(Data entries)
- - -

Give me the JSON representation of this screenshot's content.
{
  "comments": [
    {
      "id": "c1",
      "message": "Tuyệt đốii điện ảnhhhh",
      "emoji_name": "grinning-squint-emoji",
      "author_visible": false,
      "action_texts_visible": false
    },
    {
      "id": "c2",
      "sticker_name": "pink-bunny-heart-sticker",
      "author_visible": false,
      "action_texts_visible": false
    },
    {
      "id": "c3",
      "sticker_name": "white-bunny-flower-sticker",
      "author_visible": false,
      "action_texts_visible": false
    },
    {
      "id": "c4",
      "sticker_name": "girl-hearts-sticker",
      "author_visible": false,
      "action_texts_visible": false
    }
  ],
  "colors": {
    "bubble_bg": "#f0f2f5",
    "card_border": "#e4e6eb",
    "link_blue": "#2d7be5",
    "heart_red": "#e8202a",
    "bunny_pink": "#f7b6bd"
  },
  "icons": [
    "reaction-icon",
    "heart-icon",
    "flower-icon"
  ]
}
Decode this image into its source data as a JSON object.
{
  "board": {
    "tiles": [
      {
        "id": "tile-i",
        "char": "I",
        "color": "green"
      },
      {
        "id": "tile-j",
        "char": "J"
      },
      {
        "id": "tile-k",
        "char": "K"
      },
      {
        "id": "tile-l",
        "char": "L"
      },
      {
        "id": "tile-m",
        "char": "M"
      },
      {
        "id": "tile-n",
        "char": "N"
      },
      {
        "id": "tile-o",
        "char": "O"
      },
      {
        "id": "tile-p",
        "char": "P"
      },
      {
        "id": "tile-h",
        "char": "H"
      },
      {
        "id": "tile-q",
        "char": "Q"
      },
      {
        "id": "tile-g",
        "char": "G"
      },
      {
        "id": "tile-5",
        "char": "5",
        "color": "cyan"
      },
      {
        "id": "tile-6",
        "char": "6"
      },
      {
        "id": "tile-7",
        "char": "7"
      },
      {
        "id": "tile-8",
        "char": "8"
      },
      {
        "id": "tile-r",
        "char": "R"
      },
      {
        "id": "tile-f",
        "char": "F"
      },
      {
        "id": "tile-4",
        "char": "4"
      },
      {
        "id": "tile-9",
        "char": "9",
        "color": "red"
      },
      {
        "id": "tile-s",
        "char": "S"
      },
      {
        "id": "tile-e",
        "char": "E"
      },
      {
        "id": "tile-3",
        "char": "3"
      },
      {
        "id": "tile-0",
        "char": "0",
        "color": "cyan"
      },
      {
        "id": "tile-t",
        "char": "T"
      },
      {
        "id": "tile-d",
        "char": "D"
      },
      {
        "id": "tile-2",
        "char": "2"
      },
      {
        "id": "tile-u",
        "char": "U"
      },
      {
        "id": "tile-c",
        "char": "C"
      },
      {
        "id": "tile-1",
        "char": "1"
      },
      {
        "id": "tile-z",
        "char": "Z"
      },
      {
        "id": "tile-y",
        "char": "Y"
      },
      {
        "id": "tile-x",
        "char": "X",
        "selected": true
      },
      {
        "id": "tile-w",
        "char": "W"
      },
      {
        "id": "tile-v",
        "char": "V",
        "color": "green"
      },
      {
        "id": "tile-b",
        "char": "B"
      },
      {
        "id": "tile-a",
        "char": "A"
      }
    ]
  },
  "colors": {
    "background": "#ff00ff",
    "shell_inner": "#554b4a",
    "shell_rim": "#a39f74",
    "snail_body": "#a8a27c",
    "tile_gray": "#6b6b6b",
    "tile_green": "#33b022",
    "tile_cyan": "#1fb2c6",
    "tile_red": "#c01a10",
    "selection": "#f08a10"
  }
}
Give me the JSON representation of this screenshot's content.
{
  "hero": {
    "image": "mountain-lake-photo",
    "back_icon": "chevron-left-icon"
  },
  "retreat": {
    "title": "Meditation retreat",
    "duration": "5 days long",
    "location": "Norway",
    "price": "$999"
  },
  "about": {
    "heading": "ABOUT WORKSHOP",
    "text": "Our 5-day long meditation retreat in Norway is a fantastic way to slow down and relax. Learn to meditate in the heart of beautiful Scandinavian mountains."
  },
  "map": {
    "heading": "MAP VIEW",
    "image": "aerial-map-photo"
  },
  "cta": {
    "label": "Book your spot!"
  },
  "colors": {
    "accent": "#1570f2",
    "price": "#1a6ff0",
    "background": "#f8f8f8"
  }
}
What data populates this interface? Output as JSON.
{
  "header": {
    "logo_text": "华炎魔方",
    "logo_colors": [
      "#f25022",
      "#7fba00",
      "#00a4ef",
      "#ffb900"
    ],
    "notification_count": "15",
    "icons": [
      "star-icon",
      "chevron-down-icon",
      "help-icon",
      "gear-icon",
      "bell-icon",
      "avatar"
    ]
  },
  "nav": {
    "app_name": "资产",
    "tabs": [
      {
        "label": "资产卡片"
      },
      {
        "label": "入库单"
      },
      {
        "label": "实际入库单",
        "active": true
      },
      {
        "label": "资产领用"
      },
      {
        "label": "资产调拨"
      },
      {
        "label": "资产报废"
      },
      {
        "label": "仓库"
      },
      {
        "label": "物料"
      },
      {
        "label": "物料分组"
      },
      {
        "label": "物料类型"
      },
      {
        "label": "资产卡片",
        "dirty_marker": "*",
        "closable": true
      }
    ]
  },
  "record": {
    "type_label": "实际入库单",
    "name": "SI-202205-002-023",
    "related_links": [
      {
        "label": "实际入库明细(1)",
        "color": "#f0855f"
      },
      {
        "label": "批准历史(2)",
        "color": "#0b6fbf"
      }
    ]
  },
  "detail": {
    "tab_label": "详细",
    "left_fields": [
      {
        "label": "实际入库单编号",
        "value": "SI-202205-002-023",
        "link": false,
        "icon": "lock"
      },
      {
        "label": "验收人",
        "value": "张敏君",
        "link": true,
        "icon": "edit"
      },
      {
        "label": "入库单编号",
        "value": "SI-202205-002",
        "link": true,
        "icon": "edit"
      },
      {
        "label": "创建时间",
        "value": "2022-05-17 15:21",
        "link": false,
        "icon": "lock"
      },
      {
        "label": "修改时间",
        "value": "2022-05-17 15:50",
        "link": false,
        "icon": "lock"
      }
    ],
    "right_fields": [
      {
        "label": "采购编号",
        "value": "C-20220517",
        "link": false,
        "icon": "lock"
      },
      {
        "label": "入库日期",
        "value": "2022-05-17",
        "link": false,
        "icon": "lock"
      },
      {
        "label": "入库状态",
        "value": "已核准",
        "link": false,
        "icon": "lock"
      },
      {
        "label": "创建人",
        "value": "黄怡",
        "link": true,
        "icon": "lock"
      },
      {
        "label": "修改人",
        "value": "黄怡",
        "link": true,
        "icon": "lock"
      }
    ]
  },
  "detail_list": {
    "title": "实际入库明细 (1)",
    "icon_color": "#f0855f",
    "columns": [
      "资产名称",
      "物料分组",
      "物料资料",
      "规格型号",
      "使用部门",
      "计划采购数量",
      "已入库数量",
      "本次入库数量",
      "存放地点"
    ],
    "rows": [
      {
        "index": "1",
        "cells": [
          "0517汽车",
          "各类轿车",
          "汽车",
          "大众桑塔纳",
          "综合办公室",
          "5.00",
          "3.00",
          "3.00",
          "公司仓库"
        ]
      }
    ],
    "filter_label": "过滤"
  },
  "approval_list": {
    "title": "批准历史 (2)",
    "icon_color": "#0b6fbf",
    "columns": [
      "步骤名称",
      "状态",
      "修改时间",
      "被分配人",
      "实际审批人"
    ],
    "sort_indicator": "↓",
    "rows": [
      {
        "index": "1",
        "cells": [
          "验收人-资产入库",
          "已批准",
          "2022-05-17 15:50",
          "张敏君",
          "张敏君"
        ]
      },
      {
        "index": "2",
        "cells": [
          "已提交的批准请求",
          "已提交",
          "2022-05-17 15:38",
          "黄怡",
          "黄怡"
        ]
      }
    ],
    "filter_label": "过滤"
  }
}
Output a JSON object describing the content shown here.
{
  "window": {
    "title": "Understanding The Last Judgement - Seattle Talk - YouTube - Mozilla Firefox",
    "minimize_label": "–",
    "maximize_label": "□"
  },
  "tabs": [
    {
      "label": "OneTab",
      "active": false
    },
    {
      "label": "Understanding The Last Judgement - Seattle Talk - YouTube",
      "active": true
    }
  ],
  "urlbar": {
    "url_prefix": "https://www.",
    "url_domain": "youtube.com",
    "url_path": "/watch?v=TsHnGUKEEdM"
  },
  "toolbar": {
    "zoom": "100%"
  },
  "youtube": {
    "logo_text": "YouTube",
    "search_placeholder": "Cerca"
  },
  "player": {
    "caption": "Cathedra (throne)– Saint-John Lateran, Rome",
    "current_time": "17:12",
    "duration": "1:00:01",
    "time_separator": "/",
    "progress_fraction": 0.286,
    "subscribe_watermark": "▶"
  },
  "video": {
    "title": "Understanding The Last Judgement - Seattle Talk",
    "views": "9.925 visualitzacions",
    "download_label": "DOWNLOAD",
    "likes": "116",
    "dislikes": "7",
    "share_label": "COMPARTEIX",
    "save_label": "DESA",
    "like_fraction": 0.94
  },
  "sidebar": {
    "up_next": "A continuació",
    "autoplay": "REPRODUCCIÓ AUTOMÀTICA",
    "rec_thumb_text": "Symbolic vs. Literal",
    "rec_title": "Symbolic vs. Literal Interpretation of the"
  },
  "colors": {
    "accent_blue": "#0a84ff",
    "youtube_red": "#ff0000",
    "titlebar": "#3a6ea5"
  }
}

- - -

**WRITTEN REQUEST:**
Extract every line from the one containing "Output a JSON" through the last line of the data, inclusive, exactly as written.

**TASK RESPONSE:**
Output a JSON object describing the content shown here.
{
  "window": {
    "title": "Understanding The Last Judgement - Seattle Talk - YouTube - Mozilla Firefox",
    "minimize_label": "–",
    "maximize_label": "□"
  },
  "tabs": [
    {
      "label": "OneTab",
      "active": false
    },
    {
      "label": "Understanding The Last Judgement - Seattle Talk - YouTube",
      "active": true
    }
  ],
  "urlbar": {
    "url_prefix": "https://www.",
    "url_domain": "youtube.com",
    "url_path": "/watch?v=TsHnGUKEEdM"
  },
  "toolbar": {
    "zoom": "100%"
  },
  "youtube": {
    "logo_text": "YouTube",
    "search_placeholder": "Cerca"
  },
  "player": {
    "caption": "Cathedra (throne)– Saint-John Lateran, Rome",
    "current_time": "17:12",
    "duration": "1:00:01",
    "time_separator": "/",
    "progress_fraction": 0.286,
    "subscribe_watermark": "▶"
  },
  "video": {
    "title": "Understanding The Last Judgement - Seattle Talk",
    "views": "9.925 visualitzacions",
    "download_label": "DOWNLOAD",
    "likes": "116",
    "dislikes": "7",
    "share_label": "COMPARTEIX",
    "save_label": "DESA",
    "like_fraction": 0.94
  },
  "sidebar": {
    "up_next": "A continuació",
    "autoplay": "REPRODUCCIÓ AUTOMÀTICA",
    "rec_thumb_text": "Symbolic vs. Literal",
    "rec_title": "Symbolic vs. Literal Interpretation of the"
  },
  "colors": {
    "accent_blue": "#0a84ff",
    "youtube_red": "#ff0000",
    "titlebar": "#3a6ea5"
  }
}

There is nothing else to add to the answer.